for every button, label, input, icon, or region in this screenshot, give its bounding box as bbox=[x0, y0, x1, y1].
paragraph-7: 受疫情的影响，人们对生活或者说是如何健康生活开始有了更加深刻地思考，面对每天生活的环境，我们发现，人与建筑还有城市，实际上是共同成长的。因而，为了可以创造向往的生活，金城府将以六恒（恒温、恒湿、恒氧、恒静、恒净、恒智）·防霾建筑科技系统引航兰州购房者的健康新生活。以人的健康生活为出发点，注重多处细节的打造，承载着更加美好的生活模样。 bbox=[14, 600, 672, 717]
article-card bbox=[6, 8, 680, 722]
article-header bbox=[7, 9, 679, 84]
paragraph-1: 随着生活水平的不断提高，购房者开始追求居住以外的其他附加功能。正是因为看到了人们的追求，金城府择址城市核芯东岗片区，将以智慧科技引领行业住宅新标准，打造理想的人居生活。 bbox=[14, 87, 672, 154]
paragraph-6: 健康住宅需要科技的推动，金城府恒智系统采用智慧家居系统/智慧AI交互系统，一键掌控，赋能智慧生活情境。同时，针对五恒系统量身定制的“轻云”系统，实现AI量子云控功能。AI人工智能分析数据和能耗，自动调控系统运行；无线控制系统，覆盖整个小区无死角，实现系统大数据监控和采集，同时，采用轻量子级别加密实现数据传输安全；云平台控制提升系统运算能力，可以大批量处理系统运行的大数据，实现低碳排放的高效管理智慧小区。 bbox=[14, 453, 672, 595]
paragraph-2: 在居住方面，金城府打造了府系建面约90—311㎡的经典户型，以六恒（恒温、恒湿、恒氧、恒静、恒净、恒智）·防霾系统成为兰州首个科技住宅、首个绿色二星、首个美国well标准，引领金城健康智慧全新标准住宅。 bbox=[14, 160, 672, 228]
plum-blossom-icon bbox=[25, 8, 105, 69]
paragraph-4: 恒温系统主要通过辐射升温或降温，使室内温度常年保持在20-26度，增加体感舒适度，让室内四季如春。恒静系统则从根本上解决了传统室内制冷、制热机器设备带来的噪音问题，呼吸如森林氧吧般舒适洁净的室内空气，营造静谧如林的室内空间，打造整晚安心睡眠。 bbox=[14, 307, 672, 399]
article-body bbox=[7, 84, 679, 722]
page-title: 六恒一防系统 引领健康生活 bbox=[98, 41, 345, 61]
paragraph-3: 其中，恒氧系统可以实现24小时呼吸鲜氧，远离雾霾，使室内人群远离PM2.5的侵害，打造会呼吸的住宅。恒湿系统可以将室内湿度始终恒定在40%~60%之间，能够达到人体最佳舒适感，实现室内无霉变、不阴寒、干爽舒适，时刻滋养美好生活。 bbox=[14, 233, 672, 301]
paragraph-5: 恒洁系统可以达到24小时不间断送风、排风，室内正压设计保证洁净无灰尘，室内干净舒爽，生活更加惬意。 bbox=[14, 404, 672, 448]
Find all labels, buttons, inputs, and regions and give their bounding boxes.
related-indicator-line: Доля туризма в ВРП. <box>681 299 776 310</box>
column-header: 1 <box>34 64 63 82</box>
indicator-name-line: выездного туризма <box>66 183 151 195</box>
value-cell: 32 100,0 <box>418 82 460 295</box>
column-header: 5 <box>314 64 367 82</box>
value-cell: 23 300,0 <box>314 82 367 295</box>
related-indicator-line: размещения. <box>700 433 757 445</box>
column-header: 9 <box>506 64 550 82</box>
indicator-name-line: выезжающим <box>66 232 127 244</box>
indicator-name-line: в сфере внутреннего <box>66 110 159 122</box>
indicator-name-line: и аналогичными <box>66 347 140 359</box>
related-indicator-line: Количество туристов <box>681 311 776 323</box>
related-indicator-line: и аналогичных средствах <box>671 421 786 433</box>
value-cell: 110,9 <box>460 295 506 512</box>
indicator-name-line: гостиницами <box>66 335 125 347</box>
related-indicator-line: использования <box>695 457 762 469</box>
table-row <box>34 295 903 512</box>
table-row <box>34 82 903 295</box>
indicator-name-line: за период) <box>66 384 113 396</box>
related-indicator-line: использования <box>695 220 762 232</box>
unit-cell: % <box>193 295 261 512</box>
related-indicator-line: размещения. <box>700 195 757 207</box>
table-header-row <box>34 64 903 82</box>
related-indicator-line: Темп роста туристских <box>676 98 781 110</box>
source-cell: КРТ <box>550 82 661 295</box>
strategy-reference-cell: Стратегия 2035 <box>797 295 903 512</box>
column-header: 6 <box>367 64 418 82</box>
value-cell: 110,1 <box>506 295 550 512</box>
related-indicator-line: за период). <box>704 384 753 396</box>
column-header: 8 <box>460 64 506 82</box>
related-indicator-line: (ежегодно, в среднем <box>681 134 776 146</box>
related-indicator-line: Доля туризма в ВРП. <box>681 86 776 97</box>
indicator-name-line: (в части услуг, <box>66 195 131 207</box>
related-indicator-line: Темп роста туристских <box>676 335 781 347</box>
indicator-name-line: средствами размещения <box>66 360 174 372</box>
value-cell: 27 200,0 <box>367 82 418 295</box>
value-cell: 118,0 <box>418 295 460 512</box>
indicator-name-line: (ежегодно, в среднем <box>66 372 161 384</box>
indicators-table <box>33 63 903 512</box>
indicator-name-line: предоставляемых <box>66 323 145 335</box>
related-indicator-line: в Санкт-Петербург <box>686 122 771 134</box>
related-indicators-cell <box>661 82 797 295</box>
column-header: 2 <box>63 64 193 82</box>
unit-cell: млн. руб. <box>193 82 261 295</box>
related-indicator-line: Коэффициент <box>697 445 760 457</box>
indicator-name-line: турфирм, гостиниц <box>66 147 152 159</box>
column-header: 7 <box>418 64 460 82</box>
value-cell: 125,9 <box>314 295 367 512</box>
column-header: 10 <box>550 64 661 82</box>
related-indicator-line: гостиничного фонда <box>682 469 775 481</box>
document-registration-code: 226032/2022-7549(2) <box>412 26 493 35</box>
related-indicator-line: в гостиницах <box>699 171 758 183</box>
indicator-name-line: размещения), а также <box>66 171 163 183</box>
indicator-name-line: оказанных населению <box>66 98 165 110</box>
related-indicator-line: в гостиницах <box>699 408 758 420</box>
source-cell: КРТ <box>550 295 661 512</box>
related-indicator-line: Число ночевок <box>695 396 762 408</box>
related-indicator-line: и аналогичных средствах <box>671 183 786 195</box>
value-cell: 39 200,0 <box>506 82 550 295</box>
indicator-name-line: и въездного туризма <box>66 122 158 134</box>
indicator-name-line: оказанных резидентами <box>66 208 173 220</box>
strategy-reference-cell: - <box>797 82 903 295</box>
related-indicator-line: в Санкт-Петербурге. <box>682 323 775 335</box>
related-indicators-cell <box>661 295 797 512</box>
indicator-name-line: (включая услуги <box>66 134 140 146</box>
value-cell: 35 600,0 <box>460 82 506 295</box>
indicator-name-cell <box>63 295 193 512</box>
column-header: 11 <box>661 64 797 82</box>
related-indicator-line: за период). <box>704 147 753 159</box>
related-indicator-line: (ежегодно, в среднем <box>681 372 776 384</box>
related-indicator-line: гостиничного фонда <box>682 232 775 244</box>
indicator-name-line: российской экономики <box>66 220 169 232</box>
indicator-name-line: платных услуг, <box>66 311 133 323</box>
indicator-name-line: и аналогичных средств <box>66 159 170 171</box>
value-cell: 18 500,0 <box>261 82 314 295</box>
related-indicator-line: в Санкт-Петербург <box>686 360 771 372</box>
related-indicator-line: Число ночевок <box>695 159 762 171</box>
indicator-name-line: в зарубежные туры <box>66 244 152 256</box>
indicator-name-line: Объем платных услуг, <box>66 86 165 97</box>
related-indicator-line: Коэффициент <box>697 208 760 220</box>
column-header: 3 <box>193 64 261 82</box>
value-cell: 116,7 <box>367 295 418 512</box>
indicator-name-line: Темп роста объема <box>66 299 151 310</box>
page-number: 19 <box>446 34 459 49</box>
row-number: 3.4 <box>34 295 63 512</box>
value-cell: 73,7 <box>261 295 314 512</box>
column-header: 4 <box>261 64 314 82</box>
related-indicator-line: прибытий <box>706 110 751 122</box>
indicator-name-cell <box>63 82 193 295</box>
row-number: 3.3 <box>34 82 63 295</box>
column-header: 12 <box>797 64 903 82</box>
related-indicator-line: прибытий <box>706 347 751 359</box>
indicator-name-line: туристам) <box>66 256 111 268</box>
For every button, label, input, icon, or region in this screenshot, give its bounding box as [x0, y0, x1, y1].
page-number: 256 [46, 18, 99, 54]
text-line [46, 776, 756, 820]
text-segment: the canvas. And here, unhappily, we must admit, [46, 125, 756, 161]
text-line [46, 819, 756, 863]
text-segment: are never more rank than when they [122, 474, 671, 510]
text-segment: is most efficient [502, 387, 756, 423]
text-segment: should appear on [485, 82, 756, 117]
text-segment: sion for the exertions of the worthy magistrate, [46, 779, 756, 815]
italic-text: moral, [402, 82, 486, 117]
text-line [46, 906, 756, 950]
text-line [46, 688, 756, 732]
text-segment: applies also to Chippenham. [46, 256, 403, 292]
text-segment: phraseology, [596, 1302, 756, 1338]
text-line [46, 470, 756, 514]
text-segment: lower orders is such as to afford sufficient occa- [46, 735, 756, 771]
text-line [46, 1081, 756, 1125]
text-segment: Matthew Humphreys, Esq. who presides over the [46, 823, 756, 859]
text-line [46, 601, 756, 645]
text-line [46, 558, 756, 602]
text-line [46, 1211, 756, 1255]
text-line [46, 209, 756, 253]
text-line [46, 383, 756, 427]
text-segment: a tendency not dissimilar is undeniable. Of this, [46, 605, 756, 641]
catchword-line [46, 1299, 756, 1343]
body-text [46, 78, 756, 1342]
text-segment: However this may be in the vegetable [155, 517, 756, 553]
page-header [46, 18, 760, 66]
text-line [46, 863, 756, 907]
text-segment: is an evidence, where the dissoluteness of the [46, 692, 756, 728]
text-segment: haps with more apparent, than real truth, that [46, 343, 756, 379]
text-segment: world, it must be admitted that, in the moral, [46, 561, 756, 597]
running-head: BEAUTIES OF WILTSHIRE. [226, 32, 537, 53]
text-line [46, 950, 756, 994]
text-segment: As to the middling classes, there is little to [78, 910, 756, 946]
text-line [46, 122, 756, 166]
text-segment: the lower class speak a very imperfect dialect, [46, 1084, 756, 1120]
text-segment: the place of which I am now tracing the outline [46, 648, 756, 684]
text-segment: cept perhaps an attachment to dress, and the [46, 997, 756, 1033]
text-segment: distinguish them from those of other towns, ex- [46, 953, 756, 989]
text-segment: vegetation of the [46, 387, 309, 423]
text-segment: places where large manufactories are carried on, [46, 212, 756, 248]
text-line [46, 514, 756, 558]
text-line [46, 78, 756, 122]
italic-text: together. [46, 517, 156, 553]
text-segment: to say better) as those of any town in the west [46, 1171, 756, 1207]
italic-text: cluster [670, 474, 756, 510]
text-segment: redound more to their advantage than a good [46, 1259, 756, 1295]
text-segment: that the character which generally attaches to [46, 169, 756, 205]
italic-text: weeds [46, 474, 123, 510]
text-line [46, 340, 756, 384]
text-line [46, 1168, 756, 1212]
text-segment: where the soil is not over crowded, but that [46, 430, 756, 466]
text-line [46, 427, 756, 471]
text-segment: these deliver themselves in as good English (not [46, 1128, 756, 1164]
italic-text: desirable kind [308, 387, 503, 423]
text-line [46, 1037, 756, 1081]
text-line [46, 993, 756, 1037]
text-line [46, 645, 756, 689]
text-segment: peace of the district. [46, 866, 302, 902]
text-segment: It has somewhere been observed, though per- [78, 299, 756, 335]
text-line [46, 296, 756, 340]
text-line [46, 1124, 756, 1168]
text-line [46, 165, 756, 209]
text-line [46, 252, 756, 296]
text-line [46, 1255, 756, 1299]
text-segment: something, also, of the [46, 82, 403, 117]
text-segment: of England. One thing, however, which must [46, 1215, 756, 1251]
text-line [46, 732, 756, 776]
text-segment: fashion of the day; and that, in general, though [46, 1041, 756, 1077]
------------------------------------------------------------
→ What the task requires: Pick out each line above that contains the word "оказанных", and copy those lines unchanged.

→ The solution:
indicator-name-line: оказанных населению <box>66 98 165 110</box>
indicator-name-line: оказанных резидентами <box>66 208 173 220</box>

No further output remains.